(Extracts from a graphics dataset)
* begin *
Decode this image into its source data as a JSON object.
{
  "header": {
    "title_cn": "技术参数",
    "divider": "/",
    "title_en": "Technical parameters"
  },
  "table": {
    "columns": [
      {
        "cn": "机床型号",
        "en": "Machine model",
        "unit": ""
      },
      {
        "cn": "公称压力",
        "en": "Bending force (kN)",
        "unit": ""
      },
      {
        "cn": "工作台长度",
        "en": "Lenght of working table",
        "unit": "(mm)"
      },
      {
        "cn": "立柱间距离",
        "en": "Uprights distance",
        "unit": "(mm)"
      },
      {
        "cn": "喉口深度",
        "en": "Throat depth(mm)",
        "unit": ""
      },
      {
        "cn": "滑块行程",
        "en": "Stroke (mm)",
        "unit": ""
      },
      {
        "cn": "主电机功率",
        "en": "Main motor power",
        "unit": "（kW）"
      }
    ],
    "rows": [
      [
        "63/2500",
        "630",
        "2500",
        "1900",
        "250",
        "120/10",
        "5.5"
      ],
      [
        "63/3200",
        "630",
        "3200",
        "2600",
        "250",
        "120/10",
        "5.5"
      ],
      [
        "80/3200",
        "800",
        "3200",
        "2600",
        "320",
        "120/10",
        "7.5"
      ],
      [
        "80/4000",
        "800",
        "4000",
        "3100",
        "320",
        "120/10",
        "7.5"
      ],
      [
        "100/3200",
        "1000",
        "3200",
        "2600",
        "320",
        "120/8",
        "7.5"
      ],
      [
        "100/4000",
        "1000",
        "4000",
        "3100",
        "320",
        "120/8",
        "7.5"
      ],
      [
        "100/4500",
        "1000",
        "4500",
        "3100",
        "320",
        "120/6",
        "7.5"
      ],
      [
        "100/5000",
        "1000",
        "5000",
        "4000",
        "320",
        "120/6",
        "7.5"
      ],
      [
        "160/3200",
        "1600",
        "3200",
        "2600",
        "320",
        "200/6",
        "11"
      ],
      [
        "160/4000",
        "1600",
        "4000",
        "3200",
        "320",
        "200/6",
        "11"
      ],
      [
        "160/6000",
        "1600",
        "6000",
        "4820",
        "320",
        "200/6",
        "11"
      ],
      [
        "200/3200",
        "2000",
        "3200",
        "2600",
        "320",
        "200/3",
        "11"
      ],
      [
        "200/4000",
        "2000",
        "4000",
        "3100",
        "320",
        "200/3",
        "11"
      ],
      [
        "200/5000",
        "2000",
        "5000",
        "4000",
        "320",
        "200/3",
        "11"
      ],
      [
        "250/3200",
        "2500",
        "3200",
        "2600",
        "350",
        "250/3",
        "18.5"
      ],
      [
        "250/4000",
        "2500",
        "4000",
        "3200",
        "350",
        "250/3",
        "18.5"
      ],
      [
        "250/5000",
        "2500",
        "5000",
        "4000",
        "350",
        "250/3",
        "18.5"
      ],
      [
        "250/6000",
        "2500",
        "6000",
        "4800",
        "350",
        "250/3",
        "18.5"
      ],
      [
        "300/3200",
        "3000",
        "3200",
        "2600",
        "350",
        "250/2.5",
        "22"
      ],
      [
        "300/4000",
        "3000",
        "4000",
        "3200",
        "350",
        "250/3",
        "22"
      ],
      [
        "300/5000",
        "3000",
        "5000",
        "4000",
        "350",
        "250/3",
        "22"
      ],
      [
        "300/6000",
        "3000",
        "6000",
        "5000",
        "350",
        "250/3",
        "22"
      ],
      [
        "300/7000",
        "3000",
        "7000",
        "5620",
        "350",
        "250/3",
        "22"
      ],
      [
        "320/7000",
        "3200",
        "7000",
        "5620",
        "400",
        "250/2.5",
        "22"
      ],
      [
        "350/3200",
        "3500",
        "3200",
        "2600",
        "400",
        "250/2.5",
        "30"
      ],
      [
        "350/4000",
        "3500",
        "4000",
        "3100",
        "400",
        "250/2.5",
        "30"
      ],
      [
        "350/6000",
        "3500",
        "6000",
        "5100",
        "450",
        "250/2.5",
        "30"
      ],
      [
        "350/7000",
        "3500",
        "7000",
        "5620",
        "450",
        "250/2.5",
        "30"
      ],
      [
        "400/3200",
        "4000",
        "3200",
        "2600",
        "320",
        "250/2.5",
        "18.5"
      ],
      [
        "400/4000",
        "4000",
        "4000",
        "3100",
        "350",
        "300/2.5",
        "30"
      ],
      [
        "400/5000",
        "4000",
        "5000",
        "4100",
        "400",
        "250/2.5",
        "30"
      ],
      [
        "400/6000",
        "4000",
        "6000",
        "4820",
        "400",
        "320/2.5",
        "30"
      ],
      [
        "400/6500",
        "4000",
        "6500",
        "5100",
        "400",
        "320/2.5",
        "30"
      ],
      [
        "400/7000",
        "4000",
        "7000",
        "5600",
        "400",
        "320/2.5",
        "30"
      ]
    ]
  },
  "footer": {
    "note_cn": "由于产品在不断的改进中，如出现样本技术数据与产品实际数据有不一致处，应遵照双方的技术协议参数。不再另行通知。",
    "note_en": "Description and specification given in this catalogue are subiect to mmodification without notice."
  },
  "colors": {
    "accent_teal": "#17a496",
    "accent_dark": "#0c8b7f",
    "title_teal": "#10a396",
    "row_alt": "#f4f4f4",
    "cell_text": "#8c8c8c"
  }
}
* end *
Tally how many lines of the records hold the word "this". Answer with the number only.

▶ [Exercise result]: 2